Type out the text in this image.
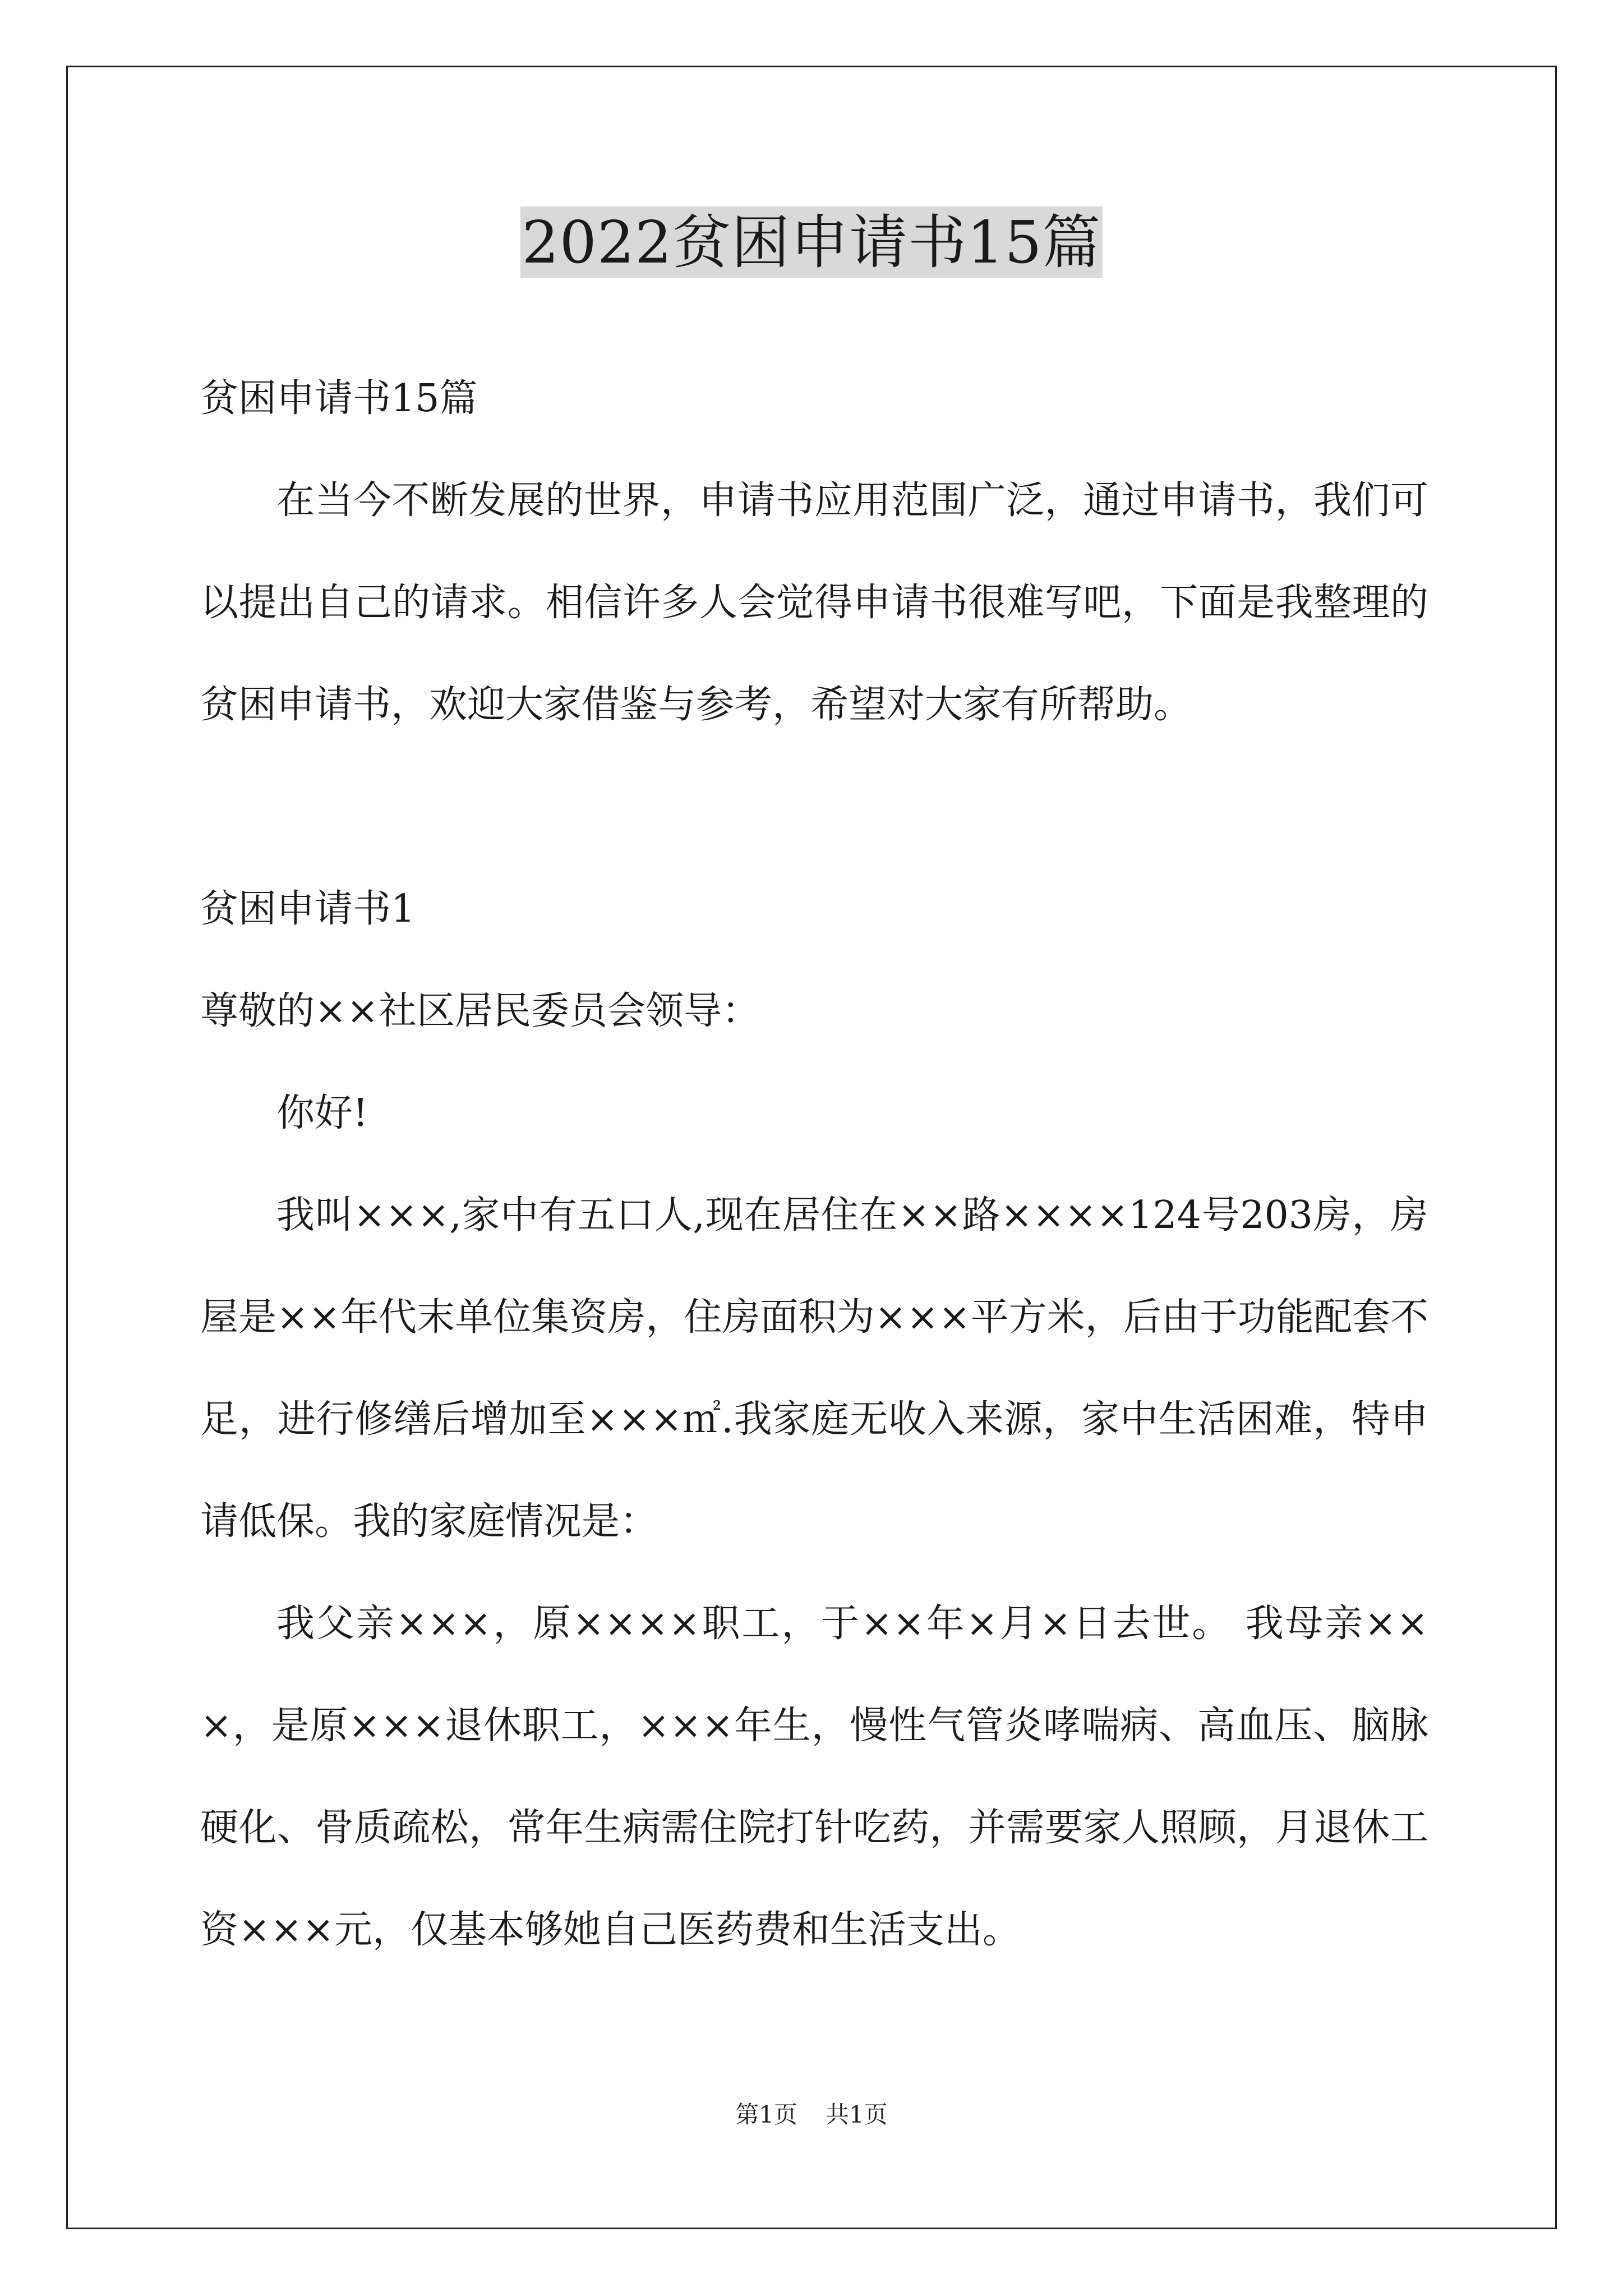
2022贫困申请书15篇

贫困申请书15篇

在当今不断发展的世界，申请书应用范围广泛，通过申请书，我们可以提出自己的请求。相信许多人会觉得申请书很难写吧，下面是我整理的贫困申请书，欢迎大家借鉴与参考，希望对大家有所帮助。

贫困申请书1

尊敬的××社区居民委员会领导：

你好!

我叫×××,家中有五口人,现在居住在××路××××124号203房，房屋是××年代末单位集资房，住房面积为×××平方米，后由于功能配套不足，进行修缮后增加至×××㎡.我家庭无收入来源，家中生活困难，特申请低保。我的家庭情况是：

我父亲×××，原××××职工，于××年×月×日去世。 我母亲×××，是原×××退休职工，×××年生，慢性气管炎哮喘病、高血压、脑脉硬化、骨质疏松，常年生病需住院打针吃药，并需要家人照顾，月退休工资×××元，仅基本够她自己医药费和生活支出。

第1页 共1页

————————

**TO BE DONE**
Output, exactly, all the records above; include no pictures.

**RIGHT ANSWER**
Type out the text in this image.
2022贫困申请书15篇

贫困申请书15篇

在当今不断发展的世界，申请书应用范围广泛，通过申请书，我们可以提出自己的请求。相信许多人会觉得申请书很难写吧，下面是我整理的贫困申请书，欢迎大家借鉴与参考，希望对大家有所帮助。

贫困申请书1

尊敬的××社区居民委员会领导：

你好!

我叫×××,家中有五口人,现在居住在××路××××124号203房，房屋是××年代末单位集资房，住房面积为×××平方米，后由于功能配套不足，进行修缮后增加至×××㎡.我家庭无收入来源，家中生活困难，特申请低保。我的家庭情况是：

我父亲×××，原××××职工，于××年×月×日去世。 我母亲×××，是原×××退休职工，×××年生，慢性气管炎哮喘病、高血压、脑脉硬化、骨质疏松，常年生病需住院打针吃药，并需要家人照顾，月退休工资×××元，仅基本够她自己医药费和生活支出。

第1页 共1页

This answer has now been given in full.